>> start Task inputs

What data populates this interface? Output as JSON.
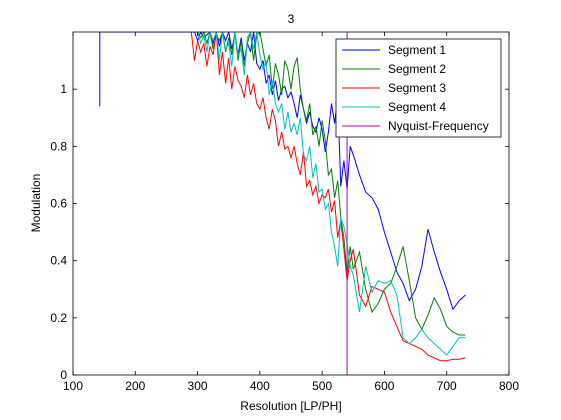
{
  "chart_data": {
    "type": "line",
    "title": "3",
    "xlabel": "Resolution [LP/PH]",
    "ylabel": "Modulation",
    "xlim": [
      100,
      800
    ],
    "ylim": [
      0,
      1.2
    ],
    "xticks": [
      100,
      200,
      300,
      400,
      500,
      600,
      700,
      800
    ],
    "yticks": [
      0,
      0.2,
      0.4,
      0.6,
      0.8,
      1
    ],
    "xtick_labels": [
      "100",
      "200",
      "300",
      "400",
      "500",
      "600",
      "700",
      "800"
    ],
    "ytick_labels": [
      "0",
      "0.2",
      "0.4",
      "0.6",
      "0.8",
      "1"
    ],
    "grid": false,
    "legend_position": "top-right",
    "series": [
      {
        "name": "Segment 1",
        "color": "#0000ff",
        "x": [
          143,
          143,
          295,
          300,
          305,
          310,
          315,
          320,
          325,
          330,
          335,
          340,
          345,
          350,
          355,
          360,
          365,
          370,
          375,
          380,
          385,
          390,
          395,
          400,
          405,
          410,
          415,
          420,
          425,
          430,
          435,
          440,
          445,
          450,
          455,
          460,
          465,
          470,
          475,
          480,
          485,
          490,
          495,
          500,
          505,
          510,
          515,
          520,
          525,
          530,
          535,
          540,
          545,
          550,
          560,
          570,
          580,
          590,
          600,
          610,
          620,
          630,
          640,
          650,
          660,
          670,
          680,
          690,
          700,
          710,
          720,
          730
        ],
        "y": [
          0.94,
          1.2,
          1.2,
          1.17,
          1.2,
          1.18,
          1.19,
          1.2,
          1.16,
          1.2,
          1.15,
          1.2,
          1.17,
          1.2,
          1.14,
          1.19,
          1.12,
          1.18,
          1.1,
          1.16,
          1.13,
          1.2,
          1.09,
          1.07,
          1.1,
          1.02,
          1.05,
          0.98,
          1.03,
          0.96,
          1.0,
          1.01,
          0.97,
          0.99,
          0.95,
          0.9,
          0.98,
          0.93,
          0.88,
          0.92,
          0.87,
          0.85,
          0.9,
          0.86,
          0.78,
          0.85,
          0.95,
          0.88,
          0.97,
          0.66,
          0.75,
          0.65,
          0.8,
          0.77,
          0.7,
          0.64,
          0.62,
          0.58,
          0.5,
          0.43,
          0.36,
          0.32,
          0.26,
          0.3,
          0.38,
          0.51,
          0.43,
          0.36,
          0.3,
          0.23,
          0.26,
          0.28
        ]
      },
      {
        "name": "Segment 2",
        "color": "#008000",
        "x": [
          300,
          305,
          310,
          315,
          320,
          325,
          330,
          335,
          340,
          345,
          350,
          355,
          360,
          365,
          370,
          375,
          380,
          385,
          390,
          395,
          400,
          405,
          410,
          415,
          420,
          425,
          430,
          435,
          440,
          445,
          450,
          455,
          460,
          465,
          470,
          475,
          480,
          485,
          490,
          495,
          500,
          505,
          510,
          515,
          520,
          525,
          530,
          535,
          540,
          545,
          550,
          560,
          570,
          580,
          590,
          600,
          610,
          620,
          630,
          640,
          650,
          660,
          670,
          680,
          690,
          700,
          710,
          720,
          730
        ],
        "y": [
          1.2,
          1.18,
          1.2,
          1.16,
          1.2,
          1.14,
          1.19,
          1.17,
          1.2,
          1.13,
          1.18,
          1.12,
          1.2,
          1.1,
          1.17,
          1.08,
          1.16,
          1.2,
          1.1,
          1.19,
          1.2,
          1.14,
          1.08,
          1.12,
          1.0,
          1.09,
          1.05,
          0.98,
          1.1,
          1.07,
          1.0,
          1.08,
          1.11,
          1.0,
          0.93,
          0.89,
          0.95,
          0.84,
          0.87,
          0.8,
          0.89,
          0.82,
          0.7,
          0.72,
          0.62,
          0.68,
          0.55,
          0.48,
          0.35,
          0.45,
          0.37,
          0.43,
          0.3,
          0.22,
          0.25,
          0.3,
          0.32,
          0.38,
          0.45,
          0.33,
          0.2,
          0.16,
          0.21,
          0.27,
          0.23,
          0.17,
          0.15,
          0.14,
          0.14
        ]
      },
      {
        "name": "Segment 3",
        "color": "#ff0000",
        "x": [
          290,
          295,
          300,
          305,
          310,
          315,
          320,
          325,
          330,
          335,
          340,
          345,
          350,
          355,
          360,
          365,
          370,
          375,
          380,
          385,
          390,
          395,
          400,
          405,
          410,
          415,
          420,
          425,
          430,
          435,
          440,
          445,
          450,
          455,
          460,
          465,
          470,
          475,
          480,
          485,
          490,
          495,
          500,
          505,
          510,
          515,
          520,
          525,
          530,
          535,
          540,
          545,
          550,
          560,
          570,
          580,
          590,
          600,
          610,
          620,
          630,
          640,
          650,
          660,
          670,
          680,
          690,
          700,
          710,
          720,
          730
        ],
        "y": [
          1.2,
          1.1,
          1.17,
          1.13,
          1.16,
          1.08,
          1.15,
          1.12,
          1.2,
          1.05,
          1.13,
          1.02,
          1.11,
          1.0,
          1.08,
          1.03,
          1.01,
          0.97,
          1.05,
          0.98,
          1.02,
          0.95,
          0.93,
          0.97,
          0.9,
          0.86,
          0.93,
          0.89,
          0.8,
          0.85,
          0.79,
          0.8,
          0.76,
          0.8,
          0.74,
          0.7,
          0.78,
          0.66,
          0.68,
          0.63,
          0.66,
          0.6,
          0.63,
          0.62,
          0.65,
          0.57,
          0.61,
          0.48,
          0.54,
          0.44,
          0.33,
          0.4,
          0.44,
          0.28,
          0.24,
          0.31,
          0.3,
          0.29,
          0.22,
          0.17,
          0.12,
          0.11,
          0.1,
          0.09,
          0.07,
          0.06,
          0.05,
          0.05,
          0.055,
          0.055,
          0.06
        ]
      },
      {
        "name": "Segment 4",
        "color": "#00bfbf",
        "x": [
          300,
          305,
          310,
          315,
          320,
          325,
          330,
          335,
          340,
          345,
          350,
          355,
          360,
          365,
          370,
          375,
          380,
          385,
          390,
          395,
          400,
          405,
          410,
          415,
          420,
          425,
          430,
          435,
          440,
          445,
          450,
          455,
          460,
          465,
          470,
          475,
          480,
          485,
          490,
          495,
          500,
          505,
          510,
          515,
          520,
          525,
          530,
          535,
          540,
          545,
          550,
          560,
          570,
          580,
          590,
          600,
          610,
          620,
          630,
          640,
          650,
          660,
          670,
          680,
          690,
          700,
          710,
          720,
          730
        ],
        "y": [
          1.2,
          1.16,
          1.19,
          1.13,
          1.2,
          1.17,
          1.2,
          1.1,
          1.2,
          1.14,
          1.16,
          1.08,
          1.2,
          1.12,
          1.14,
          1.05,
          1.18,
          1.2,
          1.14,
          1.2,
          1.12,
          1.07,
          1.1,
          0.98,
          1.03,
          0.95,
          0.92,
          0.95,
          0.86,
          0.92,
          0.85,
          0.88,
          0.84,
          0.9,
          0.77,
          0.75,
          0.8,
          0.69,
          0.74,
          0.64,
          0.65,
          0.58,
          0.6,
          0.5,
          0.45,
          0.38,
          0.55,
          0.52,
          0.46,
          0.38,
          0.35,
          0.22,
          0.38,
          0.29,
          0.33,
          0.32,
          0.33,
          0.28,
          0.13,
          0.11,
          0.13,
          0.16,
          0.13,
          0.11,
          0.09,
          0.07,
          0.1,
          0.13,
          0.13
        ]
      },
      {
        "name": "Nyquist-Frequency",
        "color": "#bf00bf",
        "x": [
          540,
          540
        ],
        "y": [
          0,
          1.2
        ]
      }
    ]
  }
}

>> end Task inputs

§ **Problem details**: Verbatim reproduction of every record is required; images are left out.

§ **Task answer**:
What data populates this interface? Output as JSON.
{
  "chart_data": {
    "type": "line",
    "title": "3",
    "xlabel": "Resolution [LP/PH]",
    "ylabel": "Modulation",
    "xlim": [
      100,
      800
    ],
    "ylim": [
      0,
      1.2
    ],
    "xticks": [
      100,
      200,
      300,
      400,
      500,
      600,
      700,
      800
    ],
    "yticks": [
      0,
      0.2,
      0.4,
      0.6,
      0.8,
      1
    ],
    "xtick_labels": [
      "100",
      "200",
      "300",
      "400",
      "500",
      "600",
      "700",
      "800"
    ],
    "ytick_labels": [
      "0",
      "0.2",
      "0.4",
      "0.6",
      "0.8",
      "1"
    ],
    "grid": false,
    "legend_position": "top-right",
    "series": [
      {
        "name": "Segment 1",
        "color": "#0000ff",
        "x": [
          143,
          143,
          295,
          300,
          305,
          310,
          315,
          320,
          325,
          330,
          335,
          340,
          345,
          350,
          355,
          360,
          365,
          370,
          375,
          380,
          385,
          390,
          395,
          400,
          405,
          410,
          415,
          420,
          425,
          430,
          435,
          440,
          445,
          450,
          455,
          460,
          465,
          470,
          475,
          480,
          485,
          490,
          495,
          500,
          505,
          510,
          515,
          520,
          525,
          530,
          535,
          540,
          545,
          550,
          560,
          570,
          580,
          590,
          600,
          610,
          620,
          630,
          640,
          650,
          660,
          670,
          680,
          690,
          700,
          710,
          720,
          730
        ],
        "y": [
          0.94,
          1.2,
          1.2,
          1.17,
          1.2,
          1.18,
          1.19,
          1.2,
          1.16,
          1.2,
          1.15,
          1.2,
          1.17,
          1.2,
          1.14,
          1.19,
          1.12,
          1.18,
          1.1,
          1.16,
          1.13,
          1.2,
          1.09,
          1.07,
          1.1,
          1.02,
          1.05,
          0.98,
          1.03,
          0.96,
          1.0,
          1.01,
          0.97,
          0.99,
          0.95,
          0.9,
          0.98,
          0.93,
          0.88,
          0.92,
          0.87,
          0.85,
          0.9,
          0.86,
          0.78,
          0.85,
          0.95,
          0.88,
          0.97,
          0.66,
          0.75,
          0.65,
          0.8,
          0.77,
          0.7,
          0.64,
          0.62,
          0.58,
          0.5,
          0.43,
          0.36,
          0.32,
          0.26,
          0.3,
          0.38,
          0.51,
          0.43,
          0.36,
          0.3,
          0.23,
          0.26,
          0.28
        ]
      },
      {
        "name": "Segment 2",
        "color": "#008000",
        "x": [
          300,
          305,
          310,
          315,
          320,
          325,
          330,
          335,
          340,
          345,
          350,
          355,
          360,
          365,
          370,
          375,
          380,
          385,
          390,
          395,
          400,
          405,
          410,
          415,
          420,
          425,
          430,
          435,
          440,
          445,
          450,
          455,
          460,
          465,
          470,
          475,
          480,
          485,
          490,
          495,
          500,
          505,
          510,
          515,
          520,
          525,
          530,
          535,
          540,
          545,
          550,
          560,
          570,
          580,
          590,
          600,
          610,
          620,
          630,
          640,
          650,
          660,
          670,
          680,
          690,
          700,
          710,
          720,
          730
        ],
        "y": [
          1.2,
          1.18,
          1.2,
          1.16,
          1.2,
          1.14,
          1.19,
          1.17,
          1.2,
          1.13,
          1.18,
          1.12,
          1.2,
          1.1,
          1.17,
          1.08,
          1.16,
          1.2,
          1.1,
          1.19,
          1.2,
          1.14,
          1.08,
          1.12,
          1.0,
          1.09,
          1.05,
          0.98,
          1.1,
          1.07,
          1.0,
          1.08,
          1.11,
          1.0,
          0.93,
          0.89,
          0.95,
          0.84,
          0.87,
          0.8,
          0.89,
          0.82,
          0.7,
          0.72,
          0.62,
          0.68,
          0.55,
          0.48,
          0.35,
          0.45,
          0.37,
          0.43,
          0.3,
          0.22,
          0.25,
          0.3,
          0.32,
          0.38,
          0.45,
          0.33,
          0.2,
          0.16,
          0.21,
          0.27,
          0.23,
          0.17,
          0.15,
          0.14,
          0.14
        ]
      },
      {
        "name": "Segment 3",
        "color": "#ff0000",
        "x": [
          290,
          295,
          300,
          305,
          310,
          315,
          320,
          325,
          330,
          335,
          340,
          345,
          350,
          355,
          360,
          365,
          370,
          375,
          380,
          385,
          390,
          395,
          400,
          405,
          410,
          415,
          420,
          425,
          430,
          435,
          440,
          445,
          450,
          455,
          460,
          465,
          470,
          475,
          480,
          485,
          490,
          495,
          500,
          505,
          510,
          515,
          520,
          525,
          530,
          535,
          540,
          545,
          550,
          560,
          570,
          580,
          590,
          600,
          610,
          620,
          630,
          640,
          650,
          660,
          670,
          680,
          690,
          700,
          710,
          720,
          730
        ],
        "y": [
          1.2,
          1.1,
          1.17,
          1.13,
          1.16,
          1.08,
          1.15,
          1.12,
          1.2,
          1.05,
          1.13,
          1.02,
          1.11,
          1.0,
          1.08,
          1.03,
          1.01,
          0.97,
          1.05,
          0.98,
          1.02,
          0.95,
          0.93,
          0.97,
          0.9,
          0.86,
          0.93,
          0.89,
          0.8,
          0.85,
          0.79,
          0.8,
          0.76,
          0.8,
          0.74,
          0.7,
          0.78,
          0.66,
          0.68,
          0.63,
          0.66,
          0.6,
          0.63,
          0.62,
          0.65,
          0.57,
          0.61,
          0.48,
          0.54,
          0.44,
          0.33,
          0.4,
          0.44,
          0.28,
          0.24,
          0.31,
          0.3,
          0.29,
          0.22,
          0.17,
          0.12,
          0.11,
          0.1,
          0.09,
          0.07,
          0.06,
          0.05,
          0.05,
          0.055,
          0.055,
          0.06
        ]
      },
      {
        "name": "Segment 4",
        "color": "#00bfbf",
        "x": [
          300,
          305,
          310,
          315,
          320,
          325,
          330,
          335,
          340,
          345,
          350,
          355,
          360,
          365,
          370,
          375,
          380,
          385,
          390,
          395,
          400,
          405,
          410,
          415,
          420,
          425,
          430,
          435,
          440,
          445,
          450,
          455,
          460,
          465,
          470,
          475,
          480,
          485,
          490,
          495,
          500,
          505,
          510,
          515,
          520,
          525,
          530,
          535,
          540,
          545,
          550,
          560,
          570,
          580,
          590,
          600,
          610,
          620,
          630,
          640,
          650,
          660,
          670,
          680,
          690,
          700,
          710,
          720,
          730
        ],
        "y": [
          1.2,
          1.16,
          1.19,
          1.13,
          1.2,
          1.17,
          1.2,
          1.1,
          1.2,
          1.14,
          1.16,
          1.08,
          1.2,
          1.12,
          1.14,
          1.05,
          1.18,
          1.2,
          1.14,
          1.2,
          1.12,
          1.07,
          1.1,
          0.98,
          1.03,
          0.95,
          0.92,
          0.95,
          0.86,
          0.92,
          0.85,
          0.88,
          0.84,
          0.9,
          0.77,
          0.75,
          0.8,
          0.69,
          0.74,
          0.64,
          0.65,
          0.58,
          0.6,
          0.5,
          0.45,
          0.38,
          0.55,
          0.52,
          0.46,
          0.38,
          0.35,
          0.22,
          0.38,
          0.29,
          0.33,
          0.32,
          0.33,
          0.28,
          0.13,
          0.11,
          0.13,
          0.16,
          0.13,
          0.11,
          0.09,
          0.07,
          0.1,
          0.13,
          0.13
        ]
      },
      {
        "name": "Nyquist-Frequency",
        "color": "#bf00bf",
        "x": [
          540,
          540
        ],
        "y": [
          0,
          1.2
        ]
      }
    ]
  }
}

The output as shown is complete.